# Что нужно сделать
**A.** Определите, согласуются ли с беседой о большом тексте утверждения (i) «И. К. полагает, что после атомной войны большой текст исчезнет», (ii) «И. К. не отличает высказывания Малевича от высказываний Марьи Ивановны» и (iii) «Слова „вранье“ и „ложь“ И. К. понимает как отклонение от истины». На каждое ответьте «да» или «нет» и приведите решающие слова беседы точной цитатой.
**B.** Какие два текста И. К. называет равнозначными в беседе о большом тексте?
**C.** Продолжите беседу о большом тексте, начав сразу после ее последнего предложения.

И. К.: И для меня это означает по-настоящему катастрофу. Я предполагаю наличие бесконечного текста даже после смерти. Мне кажется, что даже после атомной войны этот текст останется. Можно сказать, что я действительно верю в существование этого абсолютного, бесконечного текста до и после любого высказывания, любого конкретного участника диалога, помимо отдельного человека. Поэтому меня так интересует проблема фрагмента: я убежден, что любое высказывание является лишь фрагментом этого большого текста. В этом смысле я не отличаю высказывания, скажем, Малевича от высказываний Марьи Ивановны — для меня любой текст равно неполон и неадекватен большому тексту. Свой собственный текст я также опознаю как ничтожный и малый по отношению к этому большому тексту.

Б. Г.: Но каков же тогда статус твоих собственных работ по отношению к этому большому тексту? Считаешь ли ты, что они всё же лучше выражают природу или структуру этого текста, нежели, скажем, работы других художников, которые об этом тексте не знают?

И. К.: Я сам не осознаю этой дистанции между собой и другими, поскольку я считаю, что ни у кого нет особого приоритета. Нет большего или меньшего приближения к большому тексту: всё равно удалены и равно приближены. В этом смысле тексты «Сегодня у меня подгорела картошка» и «Жизнь — это пустая и глупая шутка» равнозначны. В этом смысле все мои картины — абсолютное вранье, ложь. Но здесь «вранье» и «ложь» не понимаются как отклонение от какой-то истины, от подлинности. Вообще, никакое слово, произнесенное человеком, существенного значения не имеет.

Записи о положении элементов
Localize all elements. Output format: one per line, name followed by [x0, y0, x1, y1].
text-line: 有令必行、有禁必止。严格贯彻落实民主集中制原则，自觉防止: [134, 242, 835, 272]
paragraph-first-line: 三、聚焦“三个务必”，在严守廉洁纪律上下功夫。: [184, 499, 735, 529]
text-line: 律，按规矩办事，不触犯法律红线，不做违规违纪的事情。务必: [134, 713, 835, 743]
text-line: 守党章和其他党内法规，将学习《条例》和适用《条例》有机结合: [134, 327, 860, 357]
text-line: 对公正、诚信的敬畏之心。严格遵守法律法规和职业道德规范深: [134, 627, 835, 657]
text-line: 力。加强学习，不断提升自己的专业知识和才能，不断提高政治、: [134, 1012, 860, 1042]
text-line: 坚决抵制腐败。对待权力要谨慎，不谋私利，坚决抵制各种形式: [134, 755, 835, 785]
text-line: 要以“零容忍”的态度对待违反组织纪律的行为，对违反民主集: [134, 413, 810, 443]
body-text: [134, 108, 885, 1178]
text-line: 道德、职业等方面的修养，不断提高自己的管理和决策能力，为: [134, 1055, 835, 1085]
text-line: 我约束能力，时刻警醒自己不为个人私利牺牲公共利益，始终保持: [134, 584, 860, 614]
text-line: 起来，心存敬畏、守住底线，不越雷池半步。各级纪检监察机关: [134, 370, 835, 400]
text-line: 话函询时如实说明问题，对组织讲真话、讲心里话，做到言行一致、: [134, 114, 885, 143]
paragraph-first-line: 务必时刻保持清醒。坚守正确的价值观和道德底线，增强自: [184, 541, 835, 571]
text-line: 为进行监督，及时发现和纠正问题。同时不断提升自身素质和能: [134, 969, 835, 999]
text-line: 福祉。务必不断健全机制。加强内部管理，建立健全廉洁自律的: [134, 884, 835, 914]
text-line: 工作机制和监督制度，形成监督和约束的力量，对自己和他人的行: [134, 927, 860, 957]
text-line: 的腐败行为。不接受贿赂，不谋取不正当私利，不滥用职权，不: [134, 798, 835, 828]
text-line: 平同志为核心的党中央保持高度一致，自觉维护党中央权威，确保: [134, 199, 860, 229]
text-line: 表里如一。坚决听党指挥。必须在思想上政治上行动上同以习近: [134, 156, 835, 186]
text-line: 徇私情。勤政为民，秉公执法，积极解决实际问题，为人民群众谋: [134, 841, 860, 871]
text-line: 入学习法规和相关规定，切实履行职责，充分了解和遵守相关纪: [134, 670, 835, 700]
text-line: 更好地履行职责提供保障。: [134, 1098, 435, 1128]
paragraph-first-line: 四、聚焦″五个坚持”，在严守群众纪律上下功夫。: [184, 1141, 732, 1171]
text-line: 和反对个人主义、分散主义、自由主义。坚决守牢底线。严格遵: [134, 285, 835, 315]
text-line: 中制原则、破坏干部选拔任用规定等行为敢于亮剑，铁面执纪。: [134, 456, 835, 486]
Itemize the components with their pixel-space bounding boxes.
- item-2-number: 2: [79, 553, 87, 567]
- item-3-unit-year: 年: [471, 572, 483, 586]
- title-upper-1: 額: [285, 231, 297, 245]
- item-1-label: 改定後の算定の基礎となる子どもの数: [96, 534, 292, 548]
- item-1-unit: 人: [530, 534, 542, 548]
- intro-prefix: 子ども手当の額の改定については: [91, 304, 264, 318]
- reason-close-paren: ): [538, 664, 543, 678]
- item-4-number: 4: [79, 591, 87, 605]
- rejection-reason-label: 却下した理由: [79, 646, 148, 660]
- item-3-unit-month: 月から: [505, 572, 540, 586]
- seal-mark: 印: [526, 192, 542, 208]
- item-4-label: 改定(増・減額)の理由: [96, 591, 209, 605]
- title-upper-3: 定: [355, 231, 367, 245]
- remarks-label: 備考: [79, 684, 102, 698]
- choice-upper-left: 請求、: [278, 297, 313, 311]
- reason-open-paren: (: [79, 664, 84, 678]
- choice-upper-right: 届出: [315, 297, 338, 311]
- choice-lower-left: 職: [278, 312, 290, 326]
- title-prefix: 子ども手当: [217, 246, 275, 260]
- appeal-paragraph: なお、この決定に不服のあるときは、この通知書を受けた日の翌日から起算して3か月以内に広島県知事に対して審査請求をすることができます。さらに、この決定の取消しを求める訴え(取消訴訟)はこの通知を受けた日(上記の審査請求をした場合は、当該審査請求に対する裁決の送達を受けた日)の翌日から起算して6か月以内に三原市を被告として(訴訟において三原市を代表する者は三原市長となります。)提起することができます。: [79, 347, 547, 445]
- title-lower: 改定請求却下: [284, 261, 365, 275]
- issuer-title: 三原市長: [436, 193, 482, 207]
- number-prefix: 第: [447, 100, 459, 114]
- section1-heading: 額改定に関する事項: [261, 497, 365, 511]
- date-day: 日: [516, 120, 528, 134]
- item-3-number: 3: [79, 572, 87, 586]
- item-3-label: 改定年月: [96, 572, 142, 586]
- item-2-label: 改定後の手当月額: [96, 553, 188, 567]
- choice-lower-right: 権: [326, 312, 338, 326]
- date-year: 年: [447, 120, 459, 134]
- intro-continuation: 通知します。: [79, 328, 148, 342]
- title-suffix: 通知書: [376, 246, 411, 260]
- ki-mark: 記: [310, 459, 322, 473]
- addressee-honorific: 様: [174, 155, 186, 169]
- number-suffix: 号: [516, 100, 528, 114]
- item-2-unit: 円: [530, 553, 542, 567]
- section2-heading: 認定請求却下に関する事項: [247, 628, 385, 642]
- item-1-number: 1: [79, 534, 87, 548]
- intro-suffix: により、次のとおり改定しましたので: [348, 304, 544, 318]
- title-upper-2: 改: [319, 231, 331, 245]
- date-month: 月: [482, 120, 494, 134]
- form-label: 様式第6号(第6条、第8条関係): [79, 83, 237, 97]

# Ответы
**A.**
(i) Нет: «Мне кажется, что даже после атомной войны этот текст останется».
(ii) Да: «В этом смысле я не отличаю высказывания, скажем, Малевича от высказываний Марьи Ивановны».
(iii) Нет: «Но здесь „вранье“ и „ложь“ не понимаются как отклонение от какой-то истины, от подлинности».

**B.** «Сегодня у меня подгорела картошка» и «Жизнь — это пустая и глупая шутка».

**C.**
Б. Г.: Тут у меня возникает определенная трудность, состоящая в том, что ты, с одной стороны, отрицаешь возможность привилегированной позиции в этом едином большом тексте, а с другой стороны, считаешь, что можно всё же различить, что относится к культуре и что — нет. И что хороший куратор, скажем, может это сделать. Тут я вижу определенное противоречие.

И. К.: Здесь можно ответить следующим образом: самое важное — это глубокое понимание несовпадения своего текста с большим текстом. И это понимание должно чувствоваться в самом произнесении своего несущественного текста. Следует различать тексты, которые сказаны просто так, и тексты, которые сказаны просто так, но в понимании этого. Здесь то же самое различие, что между глупостью и абсурдом. Абсурд по своему внешнему виду ничем не отличается от глупости. Достаточно обратиться к Беккету или к Хармсу. Но абсурдные тексты показывают, что в них нет никакого подлинного содержания, — и это дает им огромное содержание. Глупость, сказанная в присутствии глупого человека, — это просто глупость, но в присутствии умного человека она оказывается многоосмысленной. Поэтому можно предположить, что культура и есть такой союз «своих», или «понимающих», людей, далеких от того, чтобы явно высказывать все подразумеваемые культурой значения.

Б. Г.: Тебе кажется, что такая герменевтическая общность, обеспечивающая понимание любого намека, всё еще существует. Но возможно, что сейчас всё так плюралистично и раздроблено, что такой общей сферы понимания больше нет, так что всё подвержено неправильному пониманию и, соответственно, всё выглядит просто глупо.

И. К.: Мне кажется, что, несмотря на сегодняшнюю полиморфность культуры, она всё же продолжает опираться на чрезвычайно эзотерическую традицию прошлого.

Б. Г.: Получается тогда, что кроме самого большого текста мы получаем еще и какую-то историю его возникновения, какой-то рассказ о нем, который не составляет его части.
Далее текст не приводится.